» **Required work**
Return each line of the records with nothing changed, pictures excepted.

» **Records shown**

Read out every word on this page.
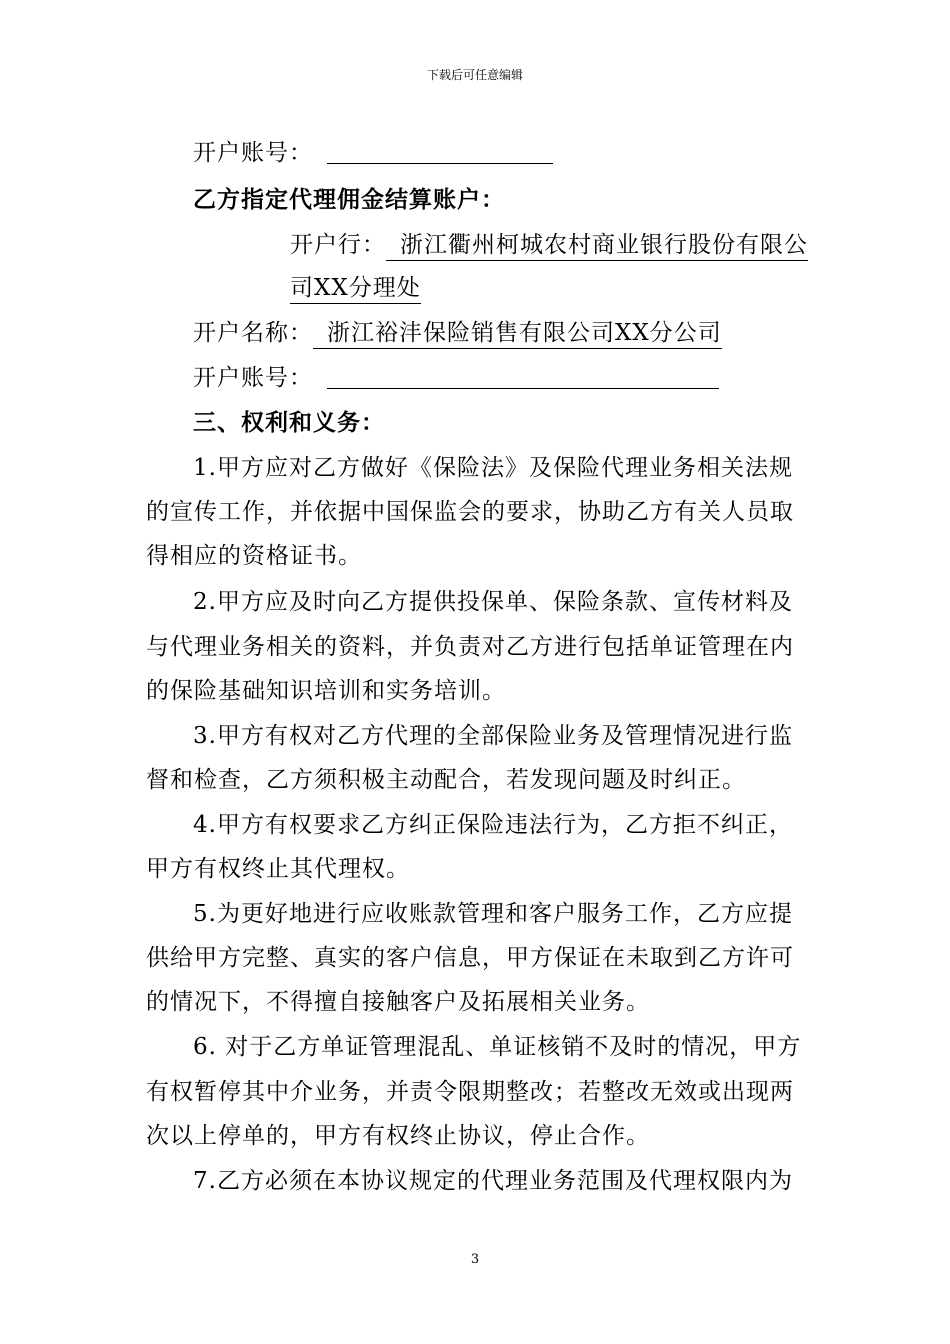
下载后可任意编辑
开户账号：
乙方指定代理佣金结算账户：
开户行： 浙江衢州柯城农村商业银行股份有限公
司XX分理处
开户名称： 浙江裕沣保险销售有限公司XX分公司
开户账号：
三、权利和义务：
1.甲方应对乙方做好《保险法》及保险代理业务相关法规
的宣传工作，并依据中国保监会的要求，协助乙方有关人员取
得相应的资格证书。
2.甲方应及时向乙方提供投保单、保险条款、宣传材料及
与代理业务相关的资料，并负责对乙方进行包括单证管理在内
的保险基础知识培训和实务培训。
3.甲方有权对乙方代理的全部保险业务及管理情况进行监
督和检查，乙方须积极主动配合，若发现问题及时纠正。
4.甲方有权要求乙方纠正保险违法行为，乙方拒不纠正，
甲方有权终止其代理权。
5.为更好地进行应收账款管理和客户服务工作，乙方应提
供给甲方完整、真实的客户信息，甲方保证在未取到乙方许可
的情况下，不得擅自接触客户及拓展相关业务。
6. 对于乙方单证管理混乱、单证核销不及时的情况，甲方
有权暂停其中介业务，并责令限期整改；若整改无效或出现两
次以上停单的，甲方有权终止协议，停止合作。
7.乙方必须在本协议规定的代理业务范围及代理权限内为
3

» **The response**
Read out every word on this page.
下载后可任意编辑
开户账号：
乙方指定代理佣金结算账户：
开户行： 浙江衢州柯城农村商业银行股份有限公
司XX分理处
开户名称： 浙江裕沣保险销售有限公司XX分公司
开户账号：
三、权利和义务：
1.甲方应对乙方做好《保险法》及保险代理业务相关法规
的宣传工作，并依据中国保监会的要求，协助乙方有关人员取
得相应的资格证书。
2.甲方应及时向乙方提供投保单、保险条款、宣传材料及
与代理业务相关的资料，并负责对乙方进行包括单证管理在内
的保险基础知识培训和实务培训。
3.甲方有权对乙方代理的全部保险业务及管理情况进行监
督和检查，乙方须积极主动配合，若发现问题及时纠正。
4.甲方有权要求乙方纠正保险违法行为，乙方拒不纠正，
甲方有权终止其代理权。
5.为更好地进行应收账款管理和客户服务工作，乙方应提
供给甲方完整、真实的客户信息，甲方保证在未取到乙方许可
的情况下，不得擅自接触客户及拓展相关业务。
6. 对于乙方单证管理混乱、单证核销不及时的情况，甲方
有权暂停其中介业务，并责令限期整改；若整改无效或出现两
次以上停单的，甲方有权终止协议，停止合作。
7.乙方必须在本协议规定的代理业务范围及代理权限内为
3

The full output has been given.